(Figure collection entries)
☆ ☆ ☆ ☆ ☆ ☆ ☆

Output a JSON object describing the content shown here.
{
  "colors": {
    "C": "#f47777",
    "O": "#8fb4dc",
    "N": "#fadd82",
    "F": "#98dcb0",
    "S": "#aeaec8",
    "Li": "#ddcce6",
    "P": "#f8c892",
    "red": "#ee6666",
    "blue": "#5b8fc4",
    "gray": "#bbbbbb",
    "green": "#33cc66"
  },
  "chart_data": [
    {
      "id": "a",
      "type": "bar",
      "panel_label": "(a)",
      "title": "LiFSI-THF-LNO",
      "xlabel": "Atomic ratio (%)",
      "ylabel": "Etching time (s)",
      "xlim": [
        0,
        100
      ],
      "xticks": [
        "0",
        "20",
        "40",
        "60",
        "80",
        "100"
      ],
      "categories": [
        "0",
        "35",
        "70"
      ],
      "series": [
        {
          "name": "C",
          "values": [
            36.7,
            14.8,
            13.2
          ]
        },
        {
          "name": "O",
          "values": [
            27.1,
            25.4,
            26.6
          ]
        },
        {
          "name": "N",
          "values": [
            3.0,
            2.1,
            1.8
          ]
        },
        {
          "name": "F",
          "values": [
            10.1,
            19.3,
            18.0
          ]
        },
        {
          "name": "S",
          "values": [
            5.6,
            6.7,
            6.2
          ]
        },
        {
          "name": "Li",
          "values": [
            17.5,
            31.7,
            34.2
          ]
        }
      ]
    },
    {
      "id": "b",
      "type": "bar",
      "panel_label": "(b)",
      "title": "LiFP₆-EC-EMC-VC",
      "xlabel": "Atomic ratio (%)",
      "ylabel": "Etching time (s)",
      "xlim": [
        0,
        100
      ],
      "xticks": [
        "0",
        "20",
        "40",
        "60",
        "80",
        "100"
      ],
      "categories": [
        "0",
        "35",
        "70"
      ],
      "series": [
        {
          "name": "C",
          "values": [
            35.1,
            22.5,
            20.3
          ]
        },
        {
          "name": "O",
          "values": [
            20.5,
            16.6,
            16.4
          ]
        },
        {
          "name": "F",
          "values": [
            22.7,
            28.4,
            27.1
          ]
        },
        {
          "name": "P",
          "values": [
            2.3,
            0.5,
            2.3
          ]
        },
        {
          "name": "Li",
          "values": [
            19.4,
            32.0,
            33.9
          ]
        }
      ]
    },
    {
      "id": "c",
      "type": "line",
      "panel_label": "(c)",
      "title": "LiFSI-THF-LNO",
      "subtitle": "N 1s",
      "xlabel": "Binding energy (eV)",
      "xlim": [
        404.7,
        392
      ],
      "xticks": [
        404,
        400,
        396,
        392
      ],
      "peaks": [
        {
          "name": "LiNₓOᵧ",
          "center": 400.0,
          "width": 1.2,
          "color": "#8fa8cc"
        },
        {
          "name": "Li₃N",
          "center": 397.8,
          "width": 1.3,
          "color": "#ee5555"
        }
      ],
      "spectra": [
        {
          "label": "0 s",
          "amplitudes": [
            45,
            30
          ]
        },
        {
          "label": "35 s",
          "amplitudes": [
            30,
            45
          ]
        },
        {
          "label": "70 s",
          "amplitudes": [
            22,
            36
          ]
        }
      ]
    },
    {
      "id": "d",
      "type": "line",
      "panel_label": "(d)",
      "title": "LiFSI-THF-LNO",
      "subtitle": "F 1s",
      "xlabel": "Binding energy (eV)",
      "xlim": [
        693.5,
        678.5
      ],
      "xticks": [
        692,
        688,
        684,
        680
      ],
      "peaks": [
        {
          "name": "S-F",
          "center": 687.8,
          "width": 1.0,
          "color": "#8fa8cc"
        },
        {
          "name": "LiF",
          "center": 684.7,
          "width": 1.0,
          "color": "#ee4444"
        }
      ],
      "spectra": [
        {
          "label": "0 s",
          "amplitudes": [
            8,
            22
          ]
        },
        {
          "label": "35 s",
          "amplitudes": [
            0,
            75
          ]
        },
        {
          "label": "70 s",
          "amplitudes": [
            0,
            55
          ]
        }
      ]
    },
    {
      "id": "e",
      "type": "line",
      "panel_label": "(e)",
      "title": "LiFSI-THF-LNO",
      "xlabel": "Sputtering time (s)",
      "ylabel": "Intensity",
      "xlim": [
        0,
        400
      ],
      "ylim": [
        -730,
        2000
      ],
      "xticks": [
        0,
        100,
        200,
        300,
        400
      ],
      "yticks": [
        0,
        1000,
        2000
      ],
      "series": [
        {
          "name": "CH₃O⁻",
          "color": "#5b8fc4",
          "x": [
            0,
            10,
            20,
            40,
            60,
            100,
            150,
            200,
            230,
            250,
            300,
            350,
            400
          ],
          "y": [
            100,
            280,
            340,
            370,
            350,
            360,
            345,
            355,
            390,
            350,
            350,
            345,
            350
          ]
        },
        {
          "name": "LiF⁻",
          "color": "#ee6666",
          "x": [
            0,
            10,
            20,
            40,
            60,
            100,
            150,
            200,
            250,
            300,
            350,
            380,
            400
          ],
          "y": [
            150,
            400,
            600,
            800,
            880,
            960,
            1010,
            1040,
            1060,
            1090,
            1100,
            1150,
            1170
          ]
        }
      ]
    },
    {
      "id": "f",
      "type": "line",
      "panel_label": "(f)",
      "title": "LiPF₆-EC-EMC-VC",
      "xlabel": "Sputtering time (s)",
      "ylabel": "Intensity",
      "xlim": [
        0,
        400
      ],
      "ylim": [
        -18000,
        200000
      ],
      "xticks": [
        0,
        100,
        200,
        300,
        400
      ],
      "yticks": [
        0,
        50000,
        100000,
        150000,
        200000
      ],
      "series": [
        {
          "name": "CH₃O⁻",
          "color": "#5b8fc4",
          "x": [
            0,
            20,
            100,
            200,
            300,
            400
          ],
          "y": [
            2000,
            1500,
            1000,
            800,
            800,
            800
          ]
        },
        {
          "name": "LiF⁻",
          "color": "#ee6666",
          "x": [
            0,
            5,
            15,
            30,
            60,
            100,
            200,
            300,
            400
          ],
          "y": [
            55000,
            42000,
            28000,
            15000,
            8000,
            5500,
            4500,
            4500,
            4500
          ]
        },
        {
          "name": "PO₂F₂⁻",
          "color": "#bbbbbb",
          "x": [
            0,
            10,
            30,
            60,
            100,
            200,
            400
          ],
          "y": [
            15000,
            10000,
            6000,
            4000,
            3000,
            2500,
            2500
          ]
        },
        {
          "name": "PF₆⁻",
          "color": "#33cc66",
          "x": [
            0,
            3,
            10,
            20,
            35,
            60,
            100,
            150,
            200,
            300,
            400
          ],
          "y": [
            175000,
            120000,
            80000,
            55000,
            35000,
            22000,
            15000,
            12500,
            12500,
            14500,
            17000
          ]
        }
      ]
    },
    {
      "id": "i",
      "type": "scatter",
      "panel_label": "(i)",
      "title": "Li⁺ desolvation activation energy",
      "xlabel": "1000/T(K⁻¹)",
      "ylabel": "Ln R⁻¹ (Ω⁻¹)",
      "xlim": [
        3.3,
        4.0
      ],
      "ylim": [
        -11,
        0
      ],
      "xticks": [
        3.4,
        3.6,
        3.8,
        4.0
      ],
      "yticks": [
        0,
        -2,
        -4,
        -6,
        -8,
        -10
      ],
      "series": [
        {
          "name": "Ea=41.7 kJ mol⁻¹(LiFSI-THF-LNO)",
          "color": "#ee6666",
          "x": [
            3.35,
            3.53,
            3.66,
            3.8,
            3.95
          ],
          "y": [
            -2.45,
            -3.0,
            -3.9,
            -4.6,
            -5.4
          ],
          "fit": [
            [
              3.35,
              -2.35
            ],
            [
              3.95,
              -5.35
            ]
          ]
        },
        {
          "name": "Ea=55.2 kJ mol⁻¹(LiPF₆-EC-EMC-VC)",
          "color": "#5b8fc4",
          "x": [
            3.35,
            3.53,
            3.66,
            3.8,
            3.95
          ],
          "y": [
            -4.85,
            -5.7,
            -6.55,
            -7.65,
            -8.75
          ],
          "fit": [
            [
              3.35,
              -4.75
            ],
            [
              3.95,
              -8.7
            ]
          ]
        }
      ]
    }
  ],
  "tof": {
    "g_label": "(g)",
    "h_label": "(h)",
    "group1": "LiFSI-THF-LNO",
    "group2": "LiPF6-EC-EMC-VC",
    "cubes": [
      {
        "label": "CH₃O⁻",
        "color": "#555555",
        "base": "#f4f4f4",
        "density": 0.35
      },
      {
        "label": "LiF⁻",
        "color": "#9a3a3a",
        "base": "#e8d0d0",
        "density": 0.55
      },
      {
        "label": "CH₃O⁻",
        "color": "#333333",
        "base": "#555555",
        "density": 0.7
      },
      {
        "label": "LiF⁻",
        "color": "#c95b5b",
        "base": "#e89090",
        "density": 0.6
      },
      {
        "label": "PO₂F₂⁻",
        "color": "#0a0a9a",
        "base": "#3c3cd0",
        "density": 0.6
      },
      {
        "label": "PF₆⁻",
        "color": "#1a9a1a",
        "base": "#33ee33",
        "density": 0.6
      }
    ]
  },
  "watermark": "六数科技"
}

☆ ☆ ☆ ☆ ☆ ☆ ☆

Exercise brief: Read the entries and show each line that mentions "center".

Written response:
          "center": 400.0,
          "center": 397.8,
          "center": 687.8,
          "center": 684.7,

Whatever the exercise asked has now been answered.